• **Фрагмент страницы**
Объем экспортно-импортных операций, находившихся под контролем государства, все время возрастал. В целом за первую половину столетия экспорт увеличился вчетверо, а импорт (за счет потребности в машинах) даже впятеро, но правительство старалось соблюдать активный баланс и достигало этого административными, протекционистскими методами.
Вывозила страна почти исключительно сельскохозяйственную продукцию: лен, пеньку, сало, зерно. При этом хлеб шел за границу не потому что его было слишком много, а за счет внутреннего недопотребления – собственное население хронически голодало.
Главным партнером и по экспорту, и по импорту была Англия, первая торговая держава мира. Она покупала у России сырье, а продавала индустриальную продукцию. Никаких конкурентоспособных товаров российская промышленность не производила.
На внутреннем рынке за исключением импортных товаров и хорошо развивавшейся текстильной торговли тоже доминировала сельскохозяйственная продукция. Как и в прежние времена, самым массовым способом торговли оставался лоточно-коробейный, но начали проявляться и новые тенденции. Капитализм, хоть и ущербный, пробивался всюду, где не мешало государство.
Благодаря некоторому улучшению транспортной инфраструктуры, активнее заработали ярмарки. Их число увеличилось, и сами они стали крупнее. Самая большая, Нижегородская (бывшая Макарьевская) превратилась в огромное предприятие, где за шесть недель ежегодного торга оборачивались десятки миллионов рублей.
Еще быстрее развивалась магазинная торговля, поскольку этот удобный для контроля вид коммерции поощряло государство. Оно строило в столицах и больших городах гостиные дворы и торговые ряды.

• **Задания**
(a) Какая страна, согласно фрагменту о торговле, была главным партнером России и по экспорту, и по импорту?
(b) Перечислите все виды сельскохозяйственной продукции, которые, по словам фрагмента о торговле, вывозила страна.
(c) Напишите продолжение фрагмента о торговле, начиная сразу после его последнего предложения.
Далее следуют записи, которые представляют собой самостоятельный материал.

• **Исходные материалы**
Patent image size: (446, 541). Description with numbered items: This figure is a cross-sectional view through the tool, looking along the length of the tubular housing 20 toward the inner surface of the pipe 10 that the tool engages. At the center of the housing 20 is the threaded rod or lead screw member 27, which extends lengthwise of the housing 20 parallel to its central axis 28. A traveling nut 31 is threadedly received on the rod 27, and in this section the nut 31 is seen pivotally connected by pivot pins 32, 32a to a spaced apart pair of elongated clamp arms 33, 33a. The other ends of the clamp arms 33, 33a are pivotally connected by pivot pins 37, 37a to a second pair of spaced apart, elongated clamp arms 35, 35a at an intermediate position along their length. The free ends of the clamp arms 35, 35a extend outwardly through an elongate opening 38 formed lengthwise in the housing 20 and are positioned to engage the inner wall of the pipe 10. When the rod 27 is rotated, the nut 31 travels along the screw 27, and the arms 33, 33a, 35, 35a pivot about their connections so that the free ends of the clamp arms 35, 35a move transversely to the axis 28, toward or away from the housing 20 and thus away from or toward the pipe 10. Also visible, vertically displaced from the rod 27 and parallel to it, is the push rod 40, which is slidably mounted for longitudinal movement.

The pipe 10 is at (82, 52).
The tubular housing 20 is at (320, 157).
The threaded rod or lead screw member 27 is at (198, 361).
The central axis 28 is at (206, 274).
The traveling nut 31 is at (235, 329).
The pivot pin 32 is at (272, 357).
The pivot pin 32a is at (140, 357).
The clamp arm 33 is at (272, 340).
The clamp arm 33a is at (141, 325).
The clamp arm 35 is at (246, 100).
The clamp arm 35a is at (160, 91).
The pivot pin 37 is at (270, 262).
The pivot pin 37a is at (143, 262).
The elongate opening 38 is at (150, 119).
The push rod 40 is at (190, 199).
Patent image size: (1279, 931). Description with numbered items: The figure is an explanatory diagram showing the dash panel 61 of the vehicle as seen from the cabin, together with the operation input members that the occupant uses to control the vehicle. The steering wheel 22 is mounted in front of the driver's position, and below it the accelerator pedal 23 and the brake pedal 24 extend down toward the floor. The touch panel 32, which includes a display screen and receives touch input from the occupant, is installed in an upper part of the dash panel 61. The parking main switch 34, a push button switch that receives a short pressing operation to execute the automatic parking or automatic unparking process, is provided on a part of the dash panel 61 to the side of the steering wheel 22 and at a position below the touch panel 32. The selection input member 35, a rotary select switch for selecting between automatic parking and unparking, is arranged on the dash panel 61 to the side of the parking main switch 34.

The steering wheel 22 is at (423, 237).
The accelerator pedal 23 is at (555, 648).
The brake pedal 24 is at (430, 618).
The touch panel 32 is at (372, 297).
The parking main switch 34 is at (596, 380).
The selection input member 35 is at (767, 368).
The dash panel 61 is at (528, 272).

• **Ответы**
(a) Англия, первая торговая держава мира.

(b) Лен, пенька, сало, зерно.

(c)
Самые успешные купцы, накапливая капиталы, начали вкладывать лишние деньги в производство. Это явление, отчасти вызванное узостью рынка, расширяло его ассортимент и объем, а также способствовало общему росту промышленности. К концу Николаевской эпохи 90 % купцов первой гильдии были предпринимателями. Новое торгово-промышленное сословие также пополнялось за счет оборотистых помещиков, сумевших приспособиться к духу времени, и некоторых предприимчивых крестьян (их называли «крепостными капиталистами»).
Стали возникать первые акционерные товарищества, в торговых городах появлялись товарные биржи, проводились мануфактурные и сельскохозяйственные выставки.
Но это движение могло бы быть намного масштабнее и активнее, если бы не два серьезных негативных фактора.
Главной бедой была очень низкая покупательная способность населения. Нищие крестьяне совсем не имели лишних денег, часто жили только натуральным хозяйством и всё, что могли, не покупали, а изготавливали сами.

 

Нижегородская ярмарка. Гравюра из «London Illustrated News»

 

Другим тормозом было само государство. С одной стороны, оно мешало развитию частной инициативы своей подозрительностью ко всему новому, коррумпированностью бюрократии, слабостью судебной системы. С другой – не помогало там, где могло бы: плохо поддерживало внутреннюю торговлю кредитом. Частные банки находились под фактическим запретом, а монополист, Государственный Коммерческий банк, основные свои средства расходовал на помощь разоряющимся помещикам.
Российской торговле не хватало спроса, оборотных капиталов, свободы – в общем, более или менее всего.

Финансы

Финансовая система империи при Николае испытала на себе как сильные, так и слабые стороны самодержавной модели.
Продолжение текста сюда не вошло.